___ TEXT SHOWN ___

I have a USA San Dimas and its a great guitar...one of my favorites. But I wouldn't put too much emphasis on whether its made her or there. Quality control can still be hit and miss. Some of my solder connections weren't great compared to other gits Ive owned.


----------



## Distortion (Sep 16, 2015)

The Fender built Charvels which started about ten years ago will have made in USA on the neck on the front below the Charvel logo. The Made in Japan will have made in Japan on the front also. You will have to look at the MIM which are on the rack right now at L&M. No necks have a serial number. I believe the heel plate you are referring to just says Charvel San Antonio or something along that lines on the heel plate. Does not men they are USA built. Flee bay is full of them plates all with the same serial number.

___

#### WHAT TO DO
a) In the Charvel forum thread, where does a Fender-built USA Charvel show that it was made in the USA?
b) From the Charvel forum thread, extract the passage that opens with the words containing "## Distortion (Sep" and closes with "same serial number.".
c) Write what comes next in the Charvel forum thread, starting after its final sentence.
The data that comes next is separate from the Charvel forum thread.

___ RECORDED INFORMATION ___

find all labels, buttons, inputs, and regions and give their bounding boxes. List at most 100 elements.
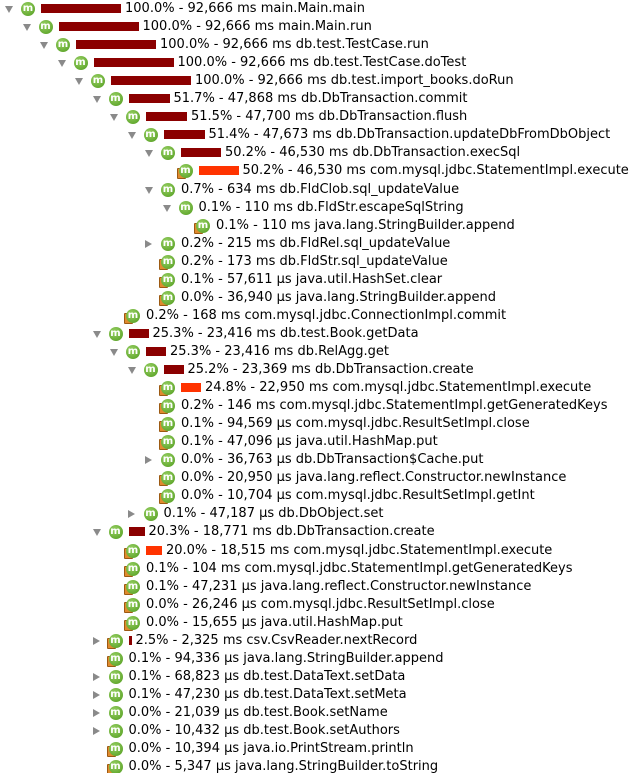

___

#### WRITTEN ANSWERS
a) On the front of the neck, below the Charvel logo.

b)
## Distortion (Sep 16, 2015)

The Fender built Charvels which started about ten years ago will have made in USA on the neck on the front below the Charvel logo. The Made in Japan will have made in Japan on the front also. You will have to look at the MIM which are on the rack right now at L&M. No necks have a serial number. I believe the heel plate you are referring to just says Charvel San Antonio or something along that lines on the heel plate. Does not men they are USA built. Flee bay is full of them plates all with the same serial number.

c)
----------



## Diablo (Dec 20, 2007)

On my san dimas, the only markings it has are: 1) small "made in USA" on the bottom of the charvel headstock logo. 2) heel plate.
I bought mine new from L&M but its amazing how easy it would be to fake/"upgrade" one of these.


----------



## Rollin Hand (Jul 12, 2012)

Even if it is a "partscaster" put together with MIJ/MIM parts, it uis likely a decent deal. Line up the costs of the parts used on eBay, and you'll see what I meant. You won't get out of there with a neck and body alone for much less than $750.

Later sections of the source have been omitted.